[PROBLEM] Answer with a single number: the count of lines that include the string "title".

begin SOURCE MATERIAL

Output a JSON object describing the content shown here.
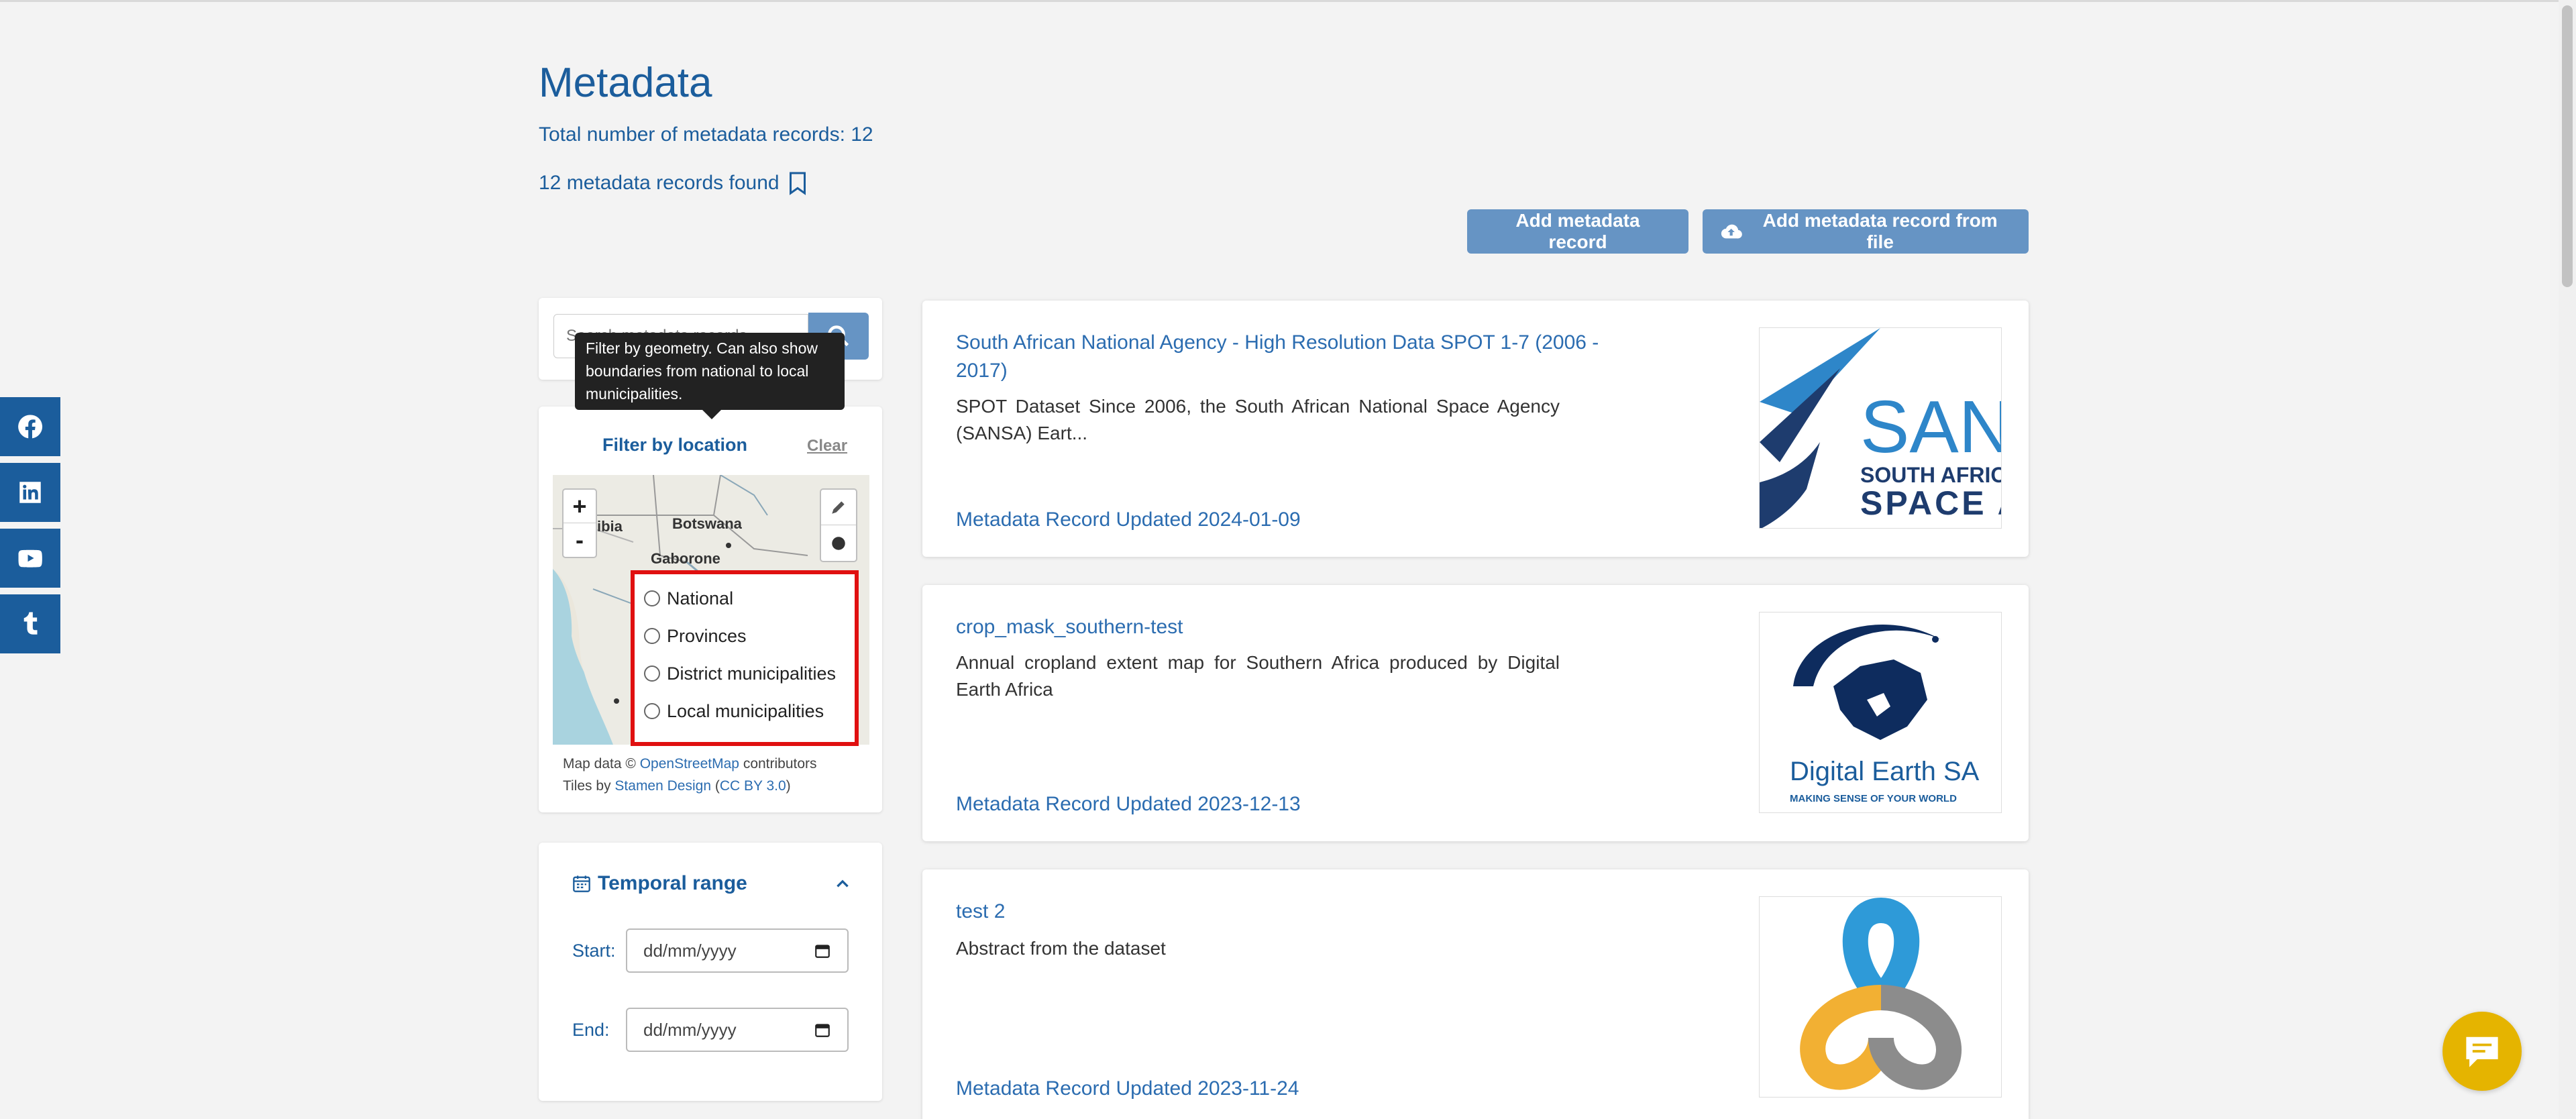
{
  "header": {
    "title": "Metadata",
    "total_label": "Total number of metadata records: 12",
    "found_label": "12 metadata records found"
  },
  "actions": {
    "add_record": "Add metadata record",
    "add_from_file": "Add metadata record from file"
  },
  "search": {
    "placeholder": "Search metadata records"
  },
  "tooltip": {
    "text": "Filter by geometry. Can also show boundaries from national to local municipalities."
  },
  "location_filter": {
    "title": "Filter by location",
    "clear_label": "Clear",
    "map_labels": [
      "ibia",
      "Botswana",
      "Gaborone"
    ],
    "zoom_in": "+",
    "zoom_out": "-",
    "boundary_options": [
      "National",
      "Provinces",
      "District municipalities",
      "Local municipalities"
    ],
    "attribution": {
      "map_data_prefix": "Map data ©",
      "osm_link": "OpenStreetMap",
      "contributors": "contributors",
      "tiles_prefix": "Tiles by",
      "stamen_link": "Stamen Design",
      "license_link": "CC BY 3.0"
    }
  },
  "temporal": {
    "title": "Temporal range",
    "start_label": "Start:",
    "end_label": "End:",
    "start_value": "dd/mm/yyyy",
    "end_value": "dd/mm/yyyy"
  },
  "records": [
    {
      "title": "South African National Agency - High Resolution Data SPOT 1-7 (2006 - 2017)",
      "abstract": "SPOT Dataset Since 2006, the South African National Space Agency (SANSA) Eart...",
      "updated": "Metadata Record Updated 2024-01-09",
      "logo_text": [
        "SAN",
        "SOUTH AFRICA",
        "SPACE A"
      ]
    },
    {
      "title": "crop_mask_southern-test",
      "abstract": "Annual cropland extent map for Southern Africa produced by Digital Earth Africa",
      "updated": "Metadata Record Updated 2023-12-13",
      "logo_text": [
        "Digital Earth SA",
        "MAKING SENSE OF YOUR WORLD"
      ]
    },
    {
      "title": "test 2",
      "abstract": "Abstract from the dataset",
      "updated": "Metadata Record Updated 2023-11-24",
      "logo_text": []
    }
  ],
  "colors": {
    "brand_blue": "#1b5d9c",
    "button_blue": "#6694c4",
    "link_blue": "#2b6cb0",
    "highlight_red": "#e01010",
    "chat_yellow": "#e5b400"
  },
  "icons": {
    "social": [
      "facebook-icon",
      "linkedin-icon",
      "youtube-icon",
      "tumblr-icon"
    ],
    "bookmark": "bookmark-icon",
    "upload": "cloud-upload-icon",
    "search": "search-icon",
    "calendar": "calendar-icon",
    "chat": "chat-icon"
  }
}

end SOURCE MATERIAL

[ANSWER TO THE EXERCISE] 6